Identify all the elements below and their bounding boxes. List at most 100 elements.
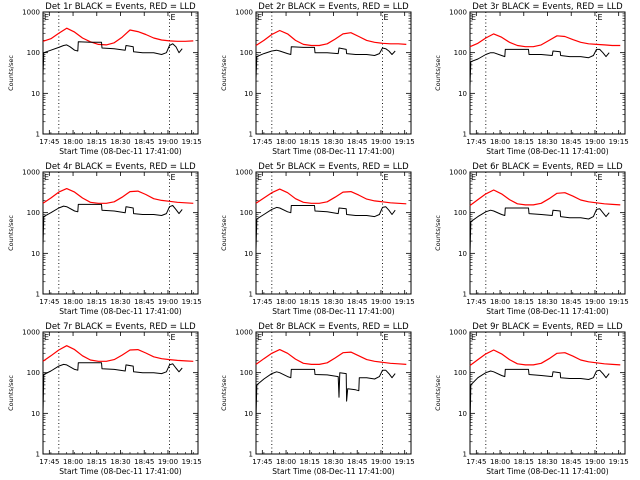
y-axis-label: Counts/sec bbox=[434, 215, 442, 251]
y-axis-label: Counts/sec bbox=[434, 55, 442, 91]
y-tick-label: 1 bbox=[249, 291, 253, 299]
x-tick-label: 18:00 bbox=[276, 138, 296, 146]
panel-det-3: Det 3r BLACK = Events, RED = LLD 17:45 18:… bbox=[434, 2, 629, 156]
x-axis-label: Start Time (08-Dec-11 17:41:00) bbox=[486, 147, 608, 156]
y-tick-label: 100 bbox=[240, 369, 253, 377]
x-axis-label: Start Time (08-Dec-11 17:41:00) bbox=[272, 467, 394, 476]
x-tick-label: 19:00 bbox=[158, 138, 178, 146]
y-tick-label: 1 bbox=[463, 451, 467, 459]
y-tick-label: 100 bbox=[240, 49, 253, 57]
x-tick-label: 19:00 bbox=[371, 298, 391, 306]
x-tick-label: 18:00 bbox=[490, 138, 510, 146]
plot-frame bbox=[469, 11, 626, 135]
x-tick-label: 18:45 bbox=[561, 298, 581, 306]
lld-rate-line bbox=[469, 349, 621, 366]
event-marker-label: E bbox=[598, 13, 603, 22]
x-tick-label: 18:00 bbox=[276, 298, 296, 306]
y-tick-label: 1000 bbox=[449, 9, 467, 17]
x-tick-label: 18:15 bbox=[300, 298, 320, 306]
y-axis-label: Counts/sec bbox=[7, 55, 15, 91]
events-rate-line bbox=[42, 41, 183, 76]
event-marker-label: E bbox=[44, 333, 49, 342]
panel-det-9: Det 9r BLACK = Events, RED = LLD 17:45 18:… bbox=[434, 322, 629, 476]
x-tick-label: 17:45 bbox=[252, 458, 272, 466]
y-tick-label: 10 bbox=[244, 90, 253, 98]
y-tick-label: 1000 bbox=[449, 169, 467, 177]
y-tick-label: 10 bbox=[244, 250, 253, 258]
x-tick-label: 18:15 bbox=[514, 298, 534, 306]
x-tick-label: 18:15 bbox=[514, 138, 534, 146]
panel-title: Det 4r BLACK = Events, RED = LLD bbox=[45, 162, 196, 172]
x-tick-label: 18:45 bbox=[347, 458, 367, 466]
lld-rate-line bbox=[469, 33, 621, 48]
x-tick-label: 18:30 bbox=[323, 138, 343, 146]
event-marker-label: E bbox=[471, 333, 476, 342]
x-tick-label: 18:45 bbox=[347, 138, 367, 146]
event-marker-label: E bbox=[44, 173, 49, 182]
events-rate-line bbox=[42, 203, 183, 246]
x-tick-label: 17:45 bbox=[252, 298, 272, 306]
y-tick-label: 100 bbox=[454, 369, 467, 377]
panel-title: Det 6r BLACK = Events, RED = LLD bbox=[472, 162, 623, 172]
x-tick-label: 19:00 bbox=[158, 458, 178, 466]
x-tick-label: 18:30 bbox=[110, 138, 130, 146]
x-tick-label: 18:00 bbox=[63, 138, 83, 146]
panel-title: Det 9r BLACK = Events, RED = LLD bbox=[472, 322, 623, 332]
x-tick-label: 18:30 bbox=[110, 298, 130, 306]
y-axis-label: Counts/sec bbox=[220, 375, 228, 411]
events-rate-line bbox=[469, 48, 610, 87]
lld-rate-line bbox=[255, 349, 407, 365]
y-tick-label: 10 bbox=[244, 410, 253, 418]
plot-frame bbox=[42, 11, 199, 135]
x-tick-label: 18:30 bbox=[537, 458, 557, 466]
x-tick-label: 18:30 bbox=[110, 458, 130, 466]
x-tick-label: 19:00 bbox=[585, 298, 605, 306]
y-axis-label: Counts/sec bbox=[220, 215, 228, 251]
panel-title: Det 2r BLACK = Events, RED = LLD bbox=[258, 2, 409, 12]
y-tick-label: 1000 bbox=[235, 169, 253, 177]
x-tick-label: 19:00 bbox=[585, 458, 605, 466]
x-tick-label: 18:15 bbox=[514, 458, 534, 466]
panel-title: Det 1r BLACK = Events, RED = LLD bbox=[45, 2, 196, 12]
panel-title: Det 5r BLACK = Events, RED = LLD bbox=[258, 162, 409, 172]
lld-rate-line bbox=[255, 188, 407, 205]
y-axis-label: Counts/sec bbox=[220, 55, 228, 91]
y-tick-label: 100 bbox=[27, 49, 40, 57]
plot-frame bbox=[42, 171, 199, 295]
y-tick-label: 1000 bbox=[449, 329, 467, 337]
x-tick-label: 17:45 bbox=[39, 458, 59, 466]
events-rate-line bbox=[255, 205, 396, 251]
y-tick-label: 1000 bbox=[235, 329, 253, 337]
x-axis-label: Start Time (08-Dec-11 17:41:00) bbox=[272, 307, 394, 316]
event-marker-label: E bbox=[44, 13, 49, 22]
y-tick-label: 10 bbox=[458, 250, 467, 258]
x-tick-label: 19:00 bbox=[158, 298, 178, 306]
x-tick-label: 17:45 bbox=[39, 298, 59, 306]
x-tick-label: 18:30 bbox=[323, 298, 343, 306]
y-tick-label: 1 bbox=[249, 451, 253, 459]
y-tick-label: 1 bbox=[36, 291, 40, 299]
x-axis-label: Start Time (08-Dec-11 17:41:00) bbox=[272, 147, 394, 156]
x-tick-label: 18:30 bbox=[537, 138, 557, 146]
y-tick-label: 1 bbox=[463, 291, 467, 299]
y-axis-label: Counts/sec bbox=[434, 375, 442, 411]
panel-det-8: Det 8r BLACK = Events, RED = LLD 17:45 18:… bbox=[220, 322, 415, 476]
lld-rate-line bbox=[42, 188, 194, 204]
lld-rate-line bbox=[469, 189, 621, 206]
x-axis-label: Start Time (08-Dec-11 17:41:00) bbox=[59, 467, 181, 476]
y-tick-label: 10 bbox=[31, 410, 40, 418]
x-tick-label: 19:00 bbox=[371, 458, 391, 466]
panel-det-7: Det 7r BLACK = Events, RED = LLD 17:45 18:… bbox=[7, 322, 202, 476]
x-tick-label: 18:45 bbox=[561, 458, 581, 466]
x-tick-label: 19:00 bbox=[585, 138, 605, 146]
x-axis-label: Start Time (08-Dec-11 17:41:00) bbox=[486, 467, 608, 476]
y-tick-label: 10 bbox=[31, 90, 40, 98]
x-axis-label: Start Time (08-Dec-11 17:41:00) bbox=[59, 307, 181, 316]
y-tick-label: 10 bbox=[458, 90, 467, 98]
x-tick-label: 18:30 bbox=[323, 458, 343, 466]
lld-rate-line bbox=[255, 29, 407, 47]
plot-frame bbox=[42, 331, 199, 455]
x-tick-label: 18:00 bbox=[490, 458, 510, 466]
x-tick-label: 17:45 bbox=[252, 138, 272, 146]
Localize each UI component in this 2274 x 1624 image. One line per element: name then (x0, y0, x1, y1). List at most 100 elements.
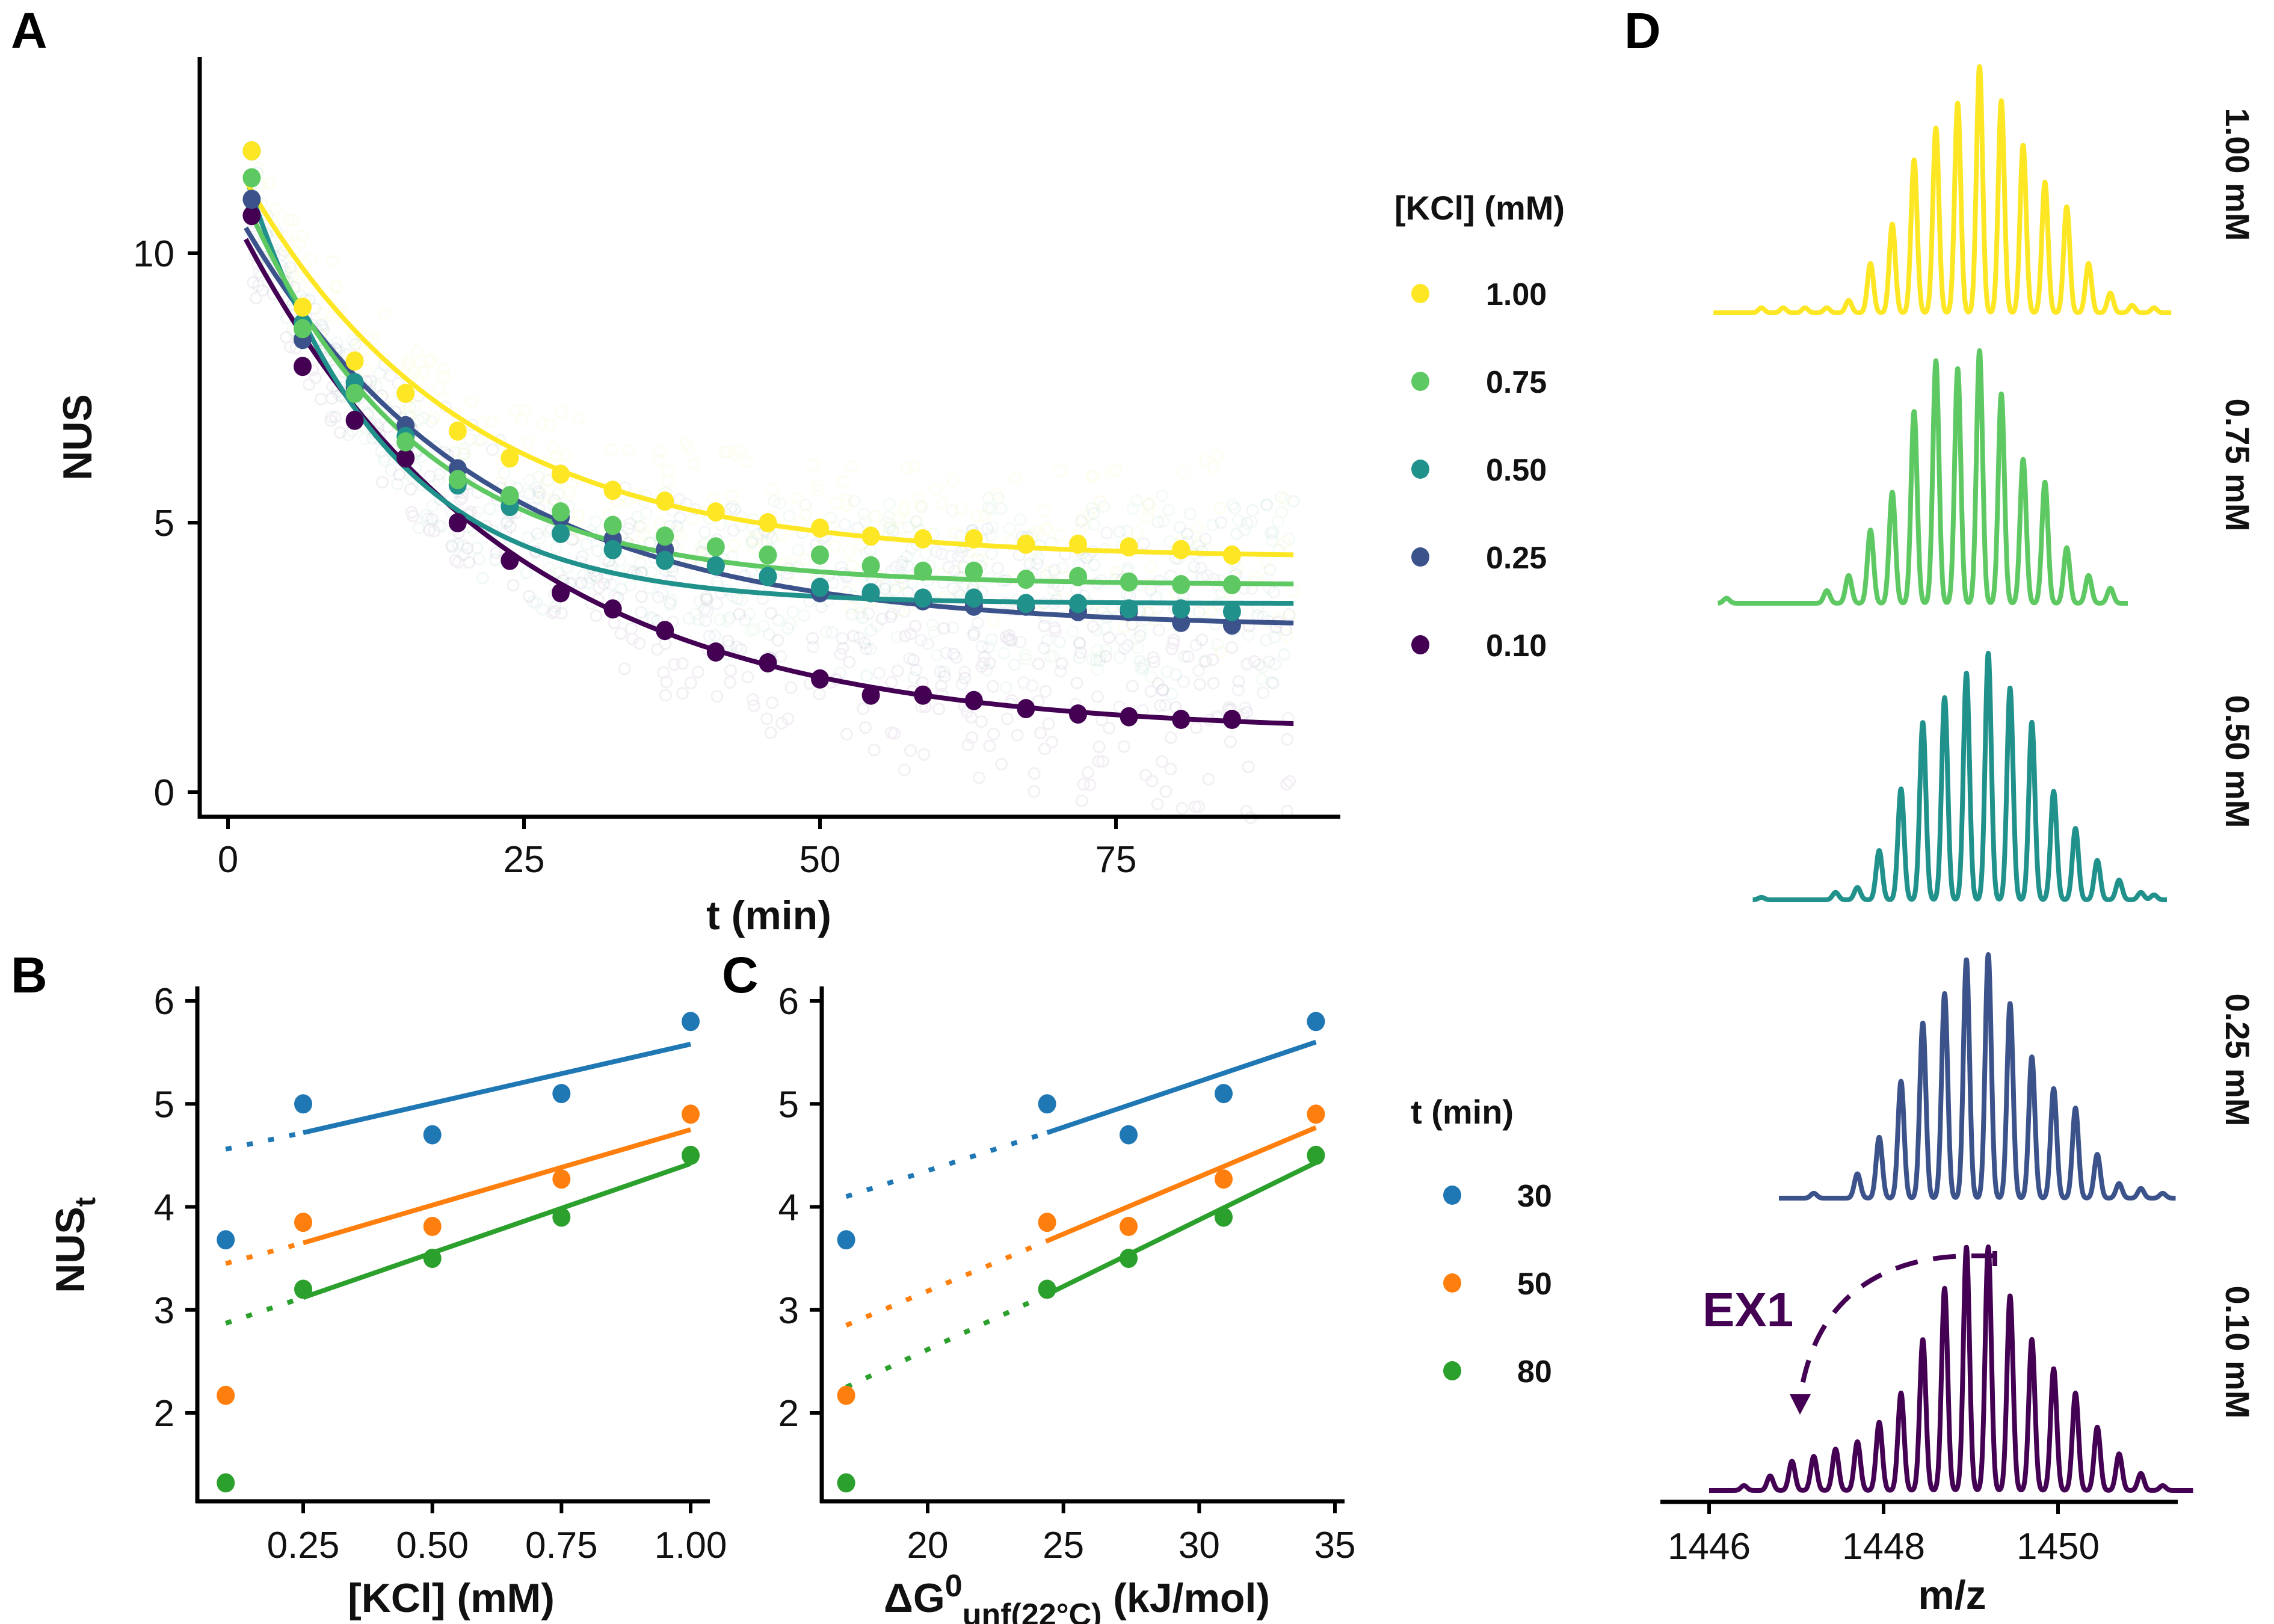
replicate-point (552, 487, 565, 500)
replicate-point (1073, 636, 1086, 649)
replicate-point (946, 474, 960, 487)
replicate-point (987, 614, 1000, 627)
panel-c-point-80 (837, 1473, 855, 1493)
panel-d-spectrum-0.50mM (1751, 651, 2169, 902)
panel-a-point-1.00 (811, 518, 829, 538)
panel-c-x-tick-label: 25 (1043, 1525, 1084, 1566)
replicate-point (521, 531, 534, 544)
replicate-point (921, 637, 934, 650)
legend-kcl-swatch-0.50 (1411, 460, 1429, 479)
panel-d-spectrum-0.25mM (1776, 952, 2178, 1201)
replicate-point (838, 518, 851, 531)
replicate-point (904, 744, 917, 757)
replicate-point (507, 579, 520, 592)
panel-b-fit-line-50 (302, 1127, 692, 1246)
replicate-point (484, 416, 498, 429)
replicate-point (1038, 742, 1051, 755)
replicate-point (661, 475, 674, 488)
replicate-point (1102, 631, 1115, 644)
replicate-point (1167, 633, 1180, 647)
replicate-point (634, 557, 647, 570)
replicate-point (748, 542, 761, 555)
replicate-point (718, 445, 732, 458)
replicate-point (1114, 651, 1127, 664)
replicate-point (1126, 680, 1139, 693)
replicate-point (857, 702, 870, 715)
replicate-point (673, 529, 686, 542)
replicate-point (407, 509, 419, 523)
panel-a-point-0.75 (552, 502, 570, 522)
replicate-point (1087, 507, 1100, 520)
replicate-point (983, 657, 996, 670)
replicate-point (1145, 775, 1159, 788)
replicate-point (652, 444, 665, 458)
panel-b-y-axis-title: NUSt (48, 1197, 102, 1293)
replicate-point (1028, 767, 1041, 780)
replicate-point (701, 605, 714, 618)
replicate-point (856, 611, 869, 624)
replicate-point (633, 637, 646, 650)
replicate-point (1026, 679, 1039, 692)
panel-c-point-50 (1307, 1104, 1325, 1124)
replicate-point (987, 680, 1000, 693)
replicate-point (1053, 636, 1067, 649)
replicate-point (864, 624, 878, 637)
replicate-point (378, 450, 391, 463)
replicate-point (635, 590, 648, 603)
panel-a-point-1.00 (759, 513, 777, 532)
panel-b-x-axis-title: [KCl] (mM) (348, 1575, 555, 1621)
replicate-point (1080, 552, 1093, 565)
replicate-point (572, 412, 585, 425)
replicate-point (1090, 623, 1103, 636)
panel-a-point-1.00 (501, 448, 519, 468)
panel-a-marks (242, 141, 1300, 825)
replicate-point (967, 626, 981, 639)
panel-a-point-0.75 (242, 168, 261, 188)
replicate-point (633, 520, 646, 533)
replicate-point (303, 378, 316, 391)
replicate-point (1003, 629, 1016, 642)
replicate-point (1002, 633, 1015, 646)
replicate-point (1070, 677, 1083, 690)
panel-a-point-1.00 (914, 529, 932, 549)
replicate-point (657, 666, 670, 679)
replicate-point (1014, 513, 1027, 526)
legend-kcl-label: 0.10 (1486, 629, 1547, 663)
replicate-point (965, 710, 978, 724)
replicate-point (764, 726, 777, 739)
replicate-point (1154, 699, 1167, 712)
replicate-point (1118, 642, 1131, 655)
replicate-point (949, 526, 963, 540)
panel-d-x-tick-label: 1450 (2017, 1526, 2100, 1567)
replicate-point (860, 669, 873, 683)
replicate-point (656, 585, 670, 598)
replicate-point (463, 556, 476, 569)
panel-a-point-0.10 (811, 669, 829, 689)
replicate-point (1173, 521, 1186, 534)
panel-a-point-1.00 (1017, 534, 1035, 554)
replicate-point (723, 639, 736, 652)
replicate-point (1240, 657, 1254, 671)
replicate-point (1159, 785, 1172, 798)
replicate-point (729, 503, 742, 516)
replicate-point (700, 592, 713, 606)
replicate-point (847, 629, 860, 642)
replicate-point (958, 665, 972, 678)
replicate-point (368, 332, 380, 345)
replicate-point (1003, 522, 1016, 535)
replicate-point (698, 526, 711, 539)
replicate-point (516, 413, 529, 426)
replicate-point (405, 506, 418, 519)
replicate-point (674, 511, 686, 524)
panel-a-point-0.75 (706, 537, 725, 557)
panel-c-point-30 (1038, 1094, 1056, 1114)
replicate-point (1130, 632, 1143, 645)
panel-a-point-1.00 (656, 491, 674, 511)
replicate-point (784, 681, 798, 694)
replicate-point (952, 585, 965, 598)
replicate-point (508, 404, 522, 417)
replicate-point (424, 352, 437, 366)
replicate-point (326, 254, 339, 268)
replicate-point (1023, 557, 1037, 570)
replicate-point (1066, 625, 1079, 638)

§

### What is expected
Please repeat the records between the lines holding "y-axis-label: Counts/sec bbox=[434, 215, 442, 251]" and "x-tick-label: 18:15 bbox=[300, 298, 320, 306]", inclusive.

### Task result
y-axis-label: Counts/sec bbox=[434, 215, 442, 251]
y-axis-label: Counts/sec bbox=[434, 55, 442, 91]
y-tick-label: 1 bbox=[249, 291, 253, 299]
x-tick-label: 18:00 bbox=[276, 138, 296, 146]
panel-det-3: Det 3r BLACK = Events, RED = LLD 17:45 18:… bbox=[434, 2, 629, 156]
x-axis-label: Start Time (08-Dec-11 17:41:00) bbox=[486, 147, 608, 156]
y-tick-label: 100 bbox=[240, 369, 253, 377]
x-axis-label: Start Time (08-Dec-11 17:41:00) bbox=[272, 467, 394, 476]
x-tick-label: 19:00 bbox=[158, 138, 178, 146]
y-tick-label: 1 bbox=[463, 451, 467, 459]
y-tick-label: 100 bbox=[240, 49, 253, 57]
x-tick-label: 19:00 bbox=[371, 298, 391, 306]
x-tick-label: 18:00 bbox=[490, 138, 510, 146]
plot-frame bbox=[469, 11, 626, 135]
x-tick-label: 18:45 bbox=[561, 298, 581, 306]
lld-rate-line bbox=[469, 349, 621, 366]
event-marker-label: E bbox=[598, 13, 603, 22]
x-tick-label: 18:00 bbox=[276, 298, 296, 306]
y-tick-label: 1000 bbox=[449, 9, 467, 17]
x-tick-label: 18:15 bbox=[300, 298, 320, 306]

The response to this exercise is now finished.